To be done:
Rewrite the lines starting at the first one and ending at the line that contains "relay-contact-right bbox=[317, 407, 327, 417]", replacing "Engine Room" with "Cabin" and keeping everything else unchanged.

Data records:
- - - - -

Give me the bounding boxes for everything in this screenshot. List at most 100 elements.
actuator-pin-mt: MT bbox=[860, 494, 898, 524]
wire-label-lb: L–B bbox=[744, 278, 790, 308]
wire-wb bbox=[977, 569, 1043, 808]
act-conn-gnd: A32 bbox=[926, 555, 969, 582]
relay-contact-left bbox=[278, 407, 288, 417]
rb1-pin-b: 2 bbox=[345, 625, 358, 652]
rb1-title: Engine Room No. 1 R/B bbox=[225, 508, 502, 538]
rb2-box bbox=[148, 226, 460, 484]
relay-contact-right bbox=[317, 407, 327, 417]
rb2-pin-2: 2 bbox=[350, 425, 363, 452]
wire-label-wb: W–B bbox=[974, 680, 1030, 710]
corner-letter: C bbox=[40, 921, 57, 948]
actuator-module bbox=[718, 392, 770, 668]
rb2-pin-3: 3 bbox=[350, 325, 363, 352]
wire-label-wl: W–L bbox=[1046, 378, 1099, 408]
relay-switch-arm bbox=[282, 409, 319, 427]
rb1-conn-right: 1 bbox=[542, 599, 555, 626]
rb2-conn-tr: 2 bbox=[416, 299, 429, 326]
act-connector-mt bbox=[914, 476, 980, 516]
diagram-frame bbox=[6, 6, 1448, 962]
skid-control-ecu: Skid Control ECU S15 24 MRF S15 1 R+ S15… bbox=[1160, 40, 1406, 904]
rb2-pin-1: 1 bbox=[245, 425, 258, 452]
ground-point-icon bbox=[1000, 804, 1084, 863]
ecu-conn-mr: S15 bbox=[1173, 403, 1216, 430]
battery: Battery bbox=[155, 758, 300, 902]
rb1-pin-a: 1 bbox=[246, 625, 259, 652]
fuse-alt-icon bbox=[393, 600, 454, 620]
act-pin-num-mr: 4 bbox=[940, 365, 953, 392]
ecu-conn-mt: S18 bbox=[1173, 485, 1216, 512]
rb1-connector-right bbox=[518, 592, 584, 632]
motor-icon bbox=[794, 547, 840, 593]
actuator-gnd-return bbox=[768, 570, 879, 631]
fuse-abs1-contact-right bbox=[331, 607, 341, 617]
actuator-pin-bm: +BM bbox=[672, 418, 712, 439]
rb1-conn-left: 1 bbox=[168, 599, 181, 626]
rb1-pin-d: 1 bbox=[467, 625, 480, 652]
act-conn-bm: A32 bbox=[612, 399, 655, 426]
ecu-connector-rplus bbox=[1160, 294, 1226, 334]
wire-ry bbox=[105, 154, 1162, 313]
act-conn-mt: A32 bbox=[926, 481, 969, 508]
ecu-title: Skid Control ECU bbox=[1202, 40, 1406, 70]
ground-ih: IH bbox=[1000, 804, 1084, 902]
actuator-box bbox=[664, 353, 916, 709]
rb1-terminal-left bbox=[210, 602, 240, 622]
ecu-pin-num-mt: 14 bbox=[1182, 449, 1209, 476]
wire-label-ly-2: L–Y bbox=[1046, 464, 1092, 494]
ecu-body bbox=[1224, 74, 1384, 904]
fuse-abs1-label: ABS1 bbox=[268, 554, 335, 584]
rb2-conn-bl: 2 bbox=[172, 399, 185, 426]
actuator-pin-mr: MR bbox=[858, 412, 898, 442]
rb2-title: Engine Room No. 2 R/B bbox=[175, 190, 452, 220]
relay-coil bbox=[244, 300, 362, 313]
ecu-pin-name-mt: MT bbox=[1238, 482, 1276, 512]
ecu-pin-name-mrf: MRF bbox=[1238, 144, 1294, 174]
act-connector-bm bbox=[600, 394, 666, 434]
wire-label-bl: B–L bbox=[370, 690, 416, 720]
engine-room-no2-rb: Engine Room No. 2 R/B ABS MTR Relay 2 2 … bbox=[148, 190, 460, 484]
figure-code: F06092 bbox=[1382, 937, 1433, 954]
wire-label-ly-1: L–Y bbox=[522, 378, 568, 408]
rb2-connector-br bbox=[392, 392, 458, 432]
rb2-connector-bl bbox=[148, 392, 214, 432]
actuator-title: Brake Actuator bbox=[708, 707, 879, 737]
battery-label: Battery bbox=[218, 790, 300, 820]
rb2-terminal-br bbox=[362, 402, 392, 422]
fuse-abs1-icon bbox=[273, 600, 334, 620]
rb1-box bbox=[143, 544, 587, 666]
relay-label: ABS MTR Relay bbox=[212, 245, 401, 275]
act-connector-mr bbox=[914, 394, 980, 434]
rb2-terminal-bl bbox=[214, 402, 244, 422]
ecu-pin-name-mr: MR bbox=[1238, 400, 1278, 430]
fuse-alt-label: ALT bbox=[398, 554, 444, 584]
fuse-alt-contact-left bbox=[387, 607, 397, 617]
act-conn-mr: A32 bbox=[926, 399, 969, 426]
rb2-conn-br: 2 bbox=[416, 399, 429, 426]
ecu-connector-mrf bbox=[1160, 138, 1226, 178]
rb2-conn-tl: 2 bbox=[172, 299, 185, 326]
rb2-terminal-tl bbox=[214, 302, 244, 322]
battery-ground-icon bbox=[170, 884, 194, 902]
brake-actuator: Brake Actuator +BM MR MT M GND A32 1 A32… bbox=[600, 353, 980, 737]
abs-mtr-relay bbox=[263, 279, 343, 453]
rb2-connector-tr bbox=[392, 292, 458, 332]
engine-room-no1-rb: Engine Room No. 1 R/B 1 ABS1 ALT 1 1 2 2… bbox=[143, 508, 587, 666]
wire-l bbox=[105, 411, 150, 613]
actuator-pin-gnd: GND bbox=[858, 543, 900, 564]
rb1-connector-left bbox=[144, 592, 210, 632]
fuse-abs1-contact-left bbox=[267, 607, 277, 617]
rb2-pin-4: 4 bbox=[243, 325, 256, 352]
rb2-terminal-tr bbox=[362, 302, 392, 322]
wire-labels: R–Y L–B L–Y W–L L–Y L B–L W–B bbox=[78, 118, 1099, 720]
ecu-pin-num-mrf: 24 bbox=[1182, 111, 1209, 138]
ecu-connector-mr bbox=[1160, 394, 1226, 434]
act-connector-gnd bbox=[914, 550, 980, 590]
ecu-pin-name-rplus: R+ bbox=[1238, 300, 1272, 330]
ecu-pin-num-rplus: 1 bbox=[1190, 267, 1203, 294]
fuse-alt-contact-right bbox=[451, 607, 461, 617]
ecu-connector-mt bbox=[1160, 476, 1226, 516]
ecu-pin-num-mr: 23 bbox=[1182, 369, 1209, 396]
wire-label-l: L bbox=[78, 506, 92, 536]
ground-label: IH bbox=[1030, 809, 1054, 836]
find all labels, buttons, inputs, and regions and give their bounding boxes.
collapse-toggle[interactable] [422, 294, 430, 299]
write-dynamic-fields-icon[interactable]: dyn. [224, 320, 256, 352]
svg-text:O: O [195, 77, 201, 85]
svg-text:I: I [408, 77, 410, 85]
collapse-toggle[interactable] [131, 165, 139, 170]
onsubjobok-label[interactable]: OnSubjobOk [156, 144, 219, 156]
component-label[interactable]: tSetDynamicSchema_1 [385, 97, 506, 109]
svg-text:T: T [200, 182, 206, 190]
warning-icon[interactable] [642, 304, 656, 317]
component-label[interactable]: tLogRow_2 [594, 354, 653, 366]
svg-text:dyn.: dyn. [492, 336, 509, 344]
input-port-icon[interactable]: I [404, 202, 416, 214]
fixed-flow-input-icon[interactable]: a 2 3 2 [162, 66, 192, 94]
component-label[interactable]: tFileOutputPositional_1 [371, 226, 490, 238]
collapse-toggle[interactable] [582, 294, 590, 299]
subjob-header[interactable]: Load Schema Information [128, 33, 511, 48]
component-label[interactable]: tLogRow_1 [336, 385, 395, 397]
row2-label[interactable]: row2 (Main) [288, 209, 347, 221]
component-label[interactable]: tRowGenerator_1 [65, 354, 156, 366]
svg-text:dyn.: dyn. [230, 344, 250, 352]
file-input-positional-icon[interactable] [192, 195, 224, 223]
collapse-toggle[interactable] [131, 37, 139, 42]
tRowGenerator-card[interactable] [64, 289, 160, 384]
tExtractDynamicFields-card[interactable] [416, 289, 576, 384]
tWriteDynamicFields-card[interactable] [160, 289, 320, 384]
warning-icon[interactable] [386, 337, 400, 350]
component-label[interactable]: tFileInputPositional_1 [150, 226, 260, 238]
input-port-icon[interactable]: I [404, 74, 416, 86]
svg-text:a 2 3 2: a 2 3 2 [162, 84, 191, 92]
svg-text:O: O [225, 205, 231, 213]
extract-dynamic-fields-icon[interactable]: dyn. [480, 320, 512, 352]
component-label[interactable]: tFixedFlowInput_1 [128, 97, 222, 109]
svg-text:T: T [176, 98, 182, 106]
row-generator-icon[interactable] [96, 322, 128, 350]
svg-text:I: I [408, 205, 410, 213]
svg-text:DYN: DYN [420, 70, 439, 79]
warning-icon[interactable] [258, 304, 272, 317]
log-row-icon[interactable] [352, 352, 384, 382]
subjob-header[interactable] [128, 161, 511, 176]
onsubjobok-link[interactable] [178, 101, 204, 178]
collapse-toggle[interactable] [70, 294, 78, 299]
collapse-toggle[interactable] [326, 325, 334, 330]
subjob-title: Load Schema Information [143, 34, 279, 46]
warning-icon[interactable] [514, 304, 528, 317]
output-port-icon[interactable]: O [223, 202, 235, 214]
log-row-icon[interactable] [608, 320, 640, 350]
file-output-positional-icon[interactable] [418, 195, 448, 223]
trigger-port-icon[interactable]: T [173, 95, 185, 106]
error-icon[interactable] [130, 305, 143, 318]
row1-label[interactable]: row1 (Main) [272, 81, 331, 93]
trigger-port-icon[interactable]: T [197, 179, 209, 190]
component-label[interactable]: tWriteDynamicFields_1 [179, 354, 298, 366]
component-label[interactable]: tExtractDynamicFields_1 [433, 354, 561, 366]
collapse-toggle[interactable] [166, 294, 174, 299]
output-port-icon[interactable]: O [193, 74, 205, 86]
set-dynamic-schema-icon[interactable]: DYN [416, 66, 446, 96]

- - - - -

Correct answer:
Give me the bounding boxes for everything in this screenshot. List at most 100 elements.
actuator-pin-mt: MT bbox=[860, 494, 898, 524]
wire-label-lb: L–B bbox=[744, 278, 790, 308]
wire-wb bbox=[977, 569, 1043, 808]
act-conn-gnd: A32 bbox=[926, 555, 969, 582]
relay-contact-left bbox=[278, 407, 288, 417]
rb1-pin-b: 2 bbox=[345, 625, 358, 652]
rb1-title: Cabin No. 1 R/B bbox=[225, 508, 502, 538]
rb2-box bbox=[148, 226, 460, 484]
relay-contact-right bbox=[317, 407, 327, 417]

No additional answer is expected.